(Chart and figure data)
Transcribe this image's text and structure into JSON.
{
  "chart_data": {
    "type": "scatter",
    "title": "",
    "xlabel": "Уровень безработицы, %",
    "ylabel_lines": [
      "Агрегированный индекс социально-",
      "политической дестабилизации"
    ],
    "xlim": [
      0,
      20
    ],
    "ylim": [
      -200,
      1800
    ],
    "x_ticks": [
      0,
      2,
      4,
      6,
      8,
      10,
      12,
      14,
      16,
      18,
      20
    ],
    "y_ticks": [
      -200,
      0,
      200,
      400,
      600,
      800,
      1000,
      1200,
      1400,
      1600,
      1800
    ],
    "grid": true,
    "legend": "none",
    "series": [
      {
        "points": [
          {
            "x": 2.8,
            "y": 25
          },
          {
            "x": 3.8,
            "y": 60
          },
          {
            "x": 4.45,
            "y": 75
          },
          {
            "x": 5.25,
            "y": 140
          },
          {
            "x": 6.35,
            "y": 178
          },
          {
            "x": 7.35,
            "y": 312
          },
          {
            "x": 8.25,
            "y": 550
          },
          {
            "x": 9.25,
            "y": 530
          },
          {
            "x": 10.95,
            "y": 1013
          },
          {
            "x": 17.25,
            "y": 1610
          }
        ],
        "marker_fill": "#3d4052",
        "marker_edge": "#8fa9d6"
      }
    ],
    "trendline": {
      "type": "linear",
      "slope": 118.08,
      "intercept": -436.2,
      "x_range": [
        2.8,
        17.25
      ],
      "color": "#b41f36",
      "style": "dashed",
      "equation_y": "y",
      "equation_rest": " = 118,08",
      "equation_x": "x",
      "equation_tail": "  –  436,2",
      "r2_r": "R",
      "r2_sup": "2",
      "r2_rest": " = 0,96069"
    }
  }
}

Challenge:
Quote the entire listing above exactly.

Result below:
Transcribe this image's text and structure into JSON.
{
  "chart_data": {
    "type": "scatter",
    "title": "",
    "xlabel": "Уровень безработицы, %",
    "ylabel_lines": [
      "Агрегированный индекс социально-",
      "политической дестабилизации"
    ],
    "xlim": [
      0,
      20
    ],
    "ylim": [
      -200,
      1800
    ],
    "x_ticks": [
      0,
      2,
      4,
      6,
      8,
      10,
      12,
      14,
      16,
      18,
      20
    ],
    "y_ticks": [
      -200,
      0,
      200,
      400,
      600,
      800,
      1000,
      1200,
      1400,
      1600,
      1800
    ],
    "grid": true,
    "legend": "none",
    "series": [
      {
        "points": [
          {
            "x": 2.8,
            "y": 25
          },
          {
            "x": 3.8,
            "y": 60
          },
          {
            "x": 4.45,
            "y": 75
          },
          {
            "x": 5.25,
            "y": 140
          },
          {
            "x": 6.35,
            "y": 178
          },
          {
            "x": 7.35,
            "y": 312
          },
          {
            "x": 8.25,
            "y": 550
          },
          {
            "x": 9.25,
            "y": 530
          },
          {
            "x": 10.95,
            "y": 1013
          },
          {
            "x": 17.25,
            "y": 1610
          }
        ],
        "marker_fill": "#3d4052",
        "marker_edge": "#8fa9d6"
      }
    ],
    "trendline": {
      "type": "linear",
      "slope": 118.08,
      "intercept": -436.2,
      "x_range": [
        2.8,
        17.25
      ],
      "color": "#b41f36",
      "style": "dashed",
      "equation_y": "y",
      "equation_rest": " = 118,08",
      "equation_x": "x",
      "equation_tail": "  –  436,2",
      "r2_r": "R",
      "r2_sup": "2",
      "r2_rest": " = 0,96069"
    }
  }
}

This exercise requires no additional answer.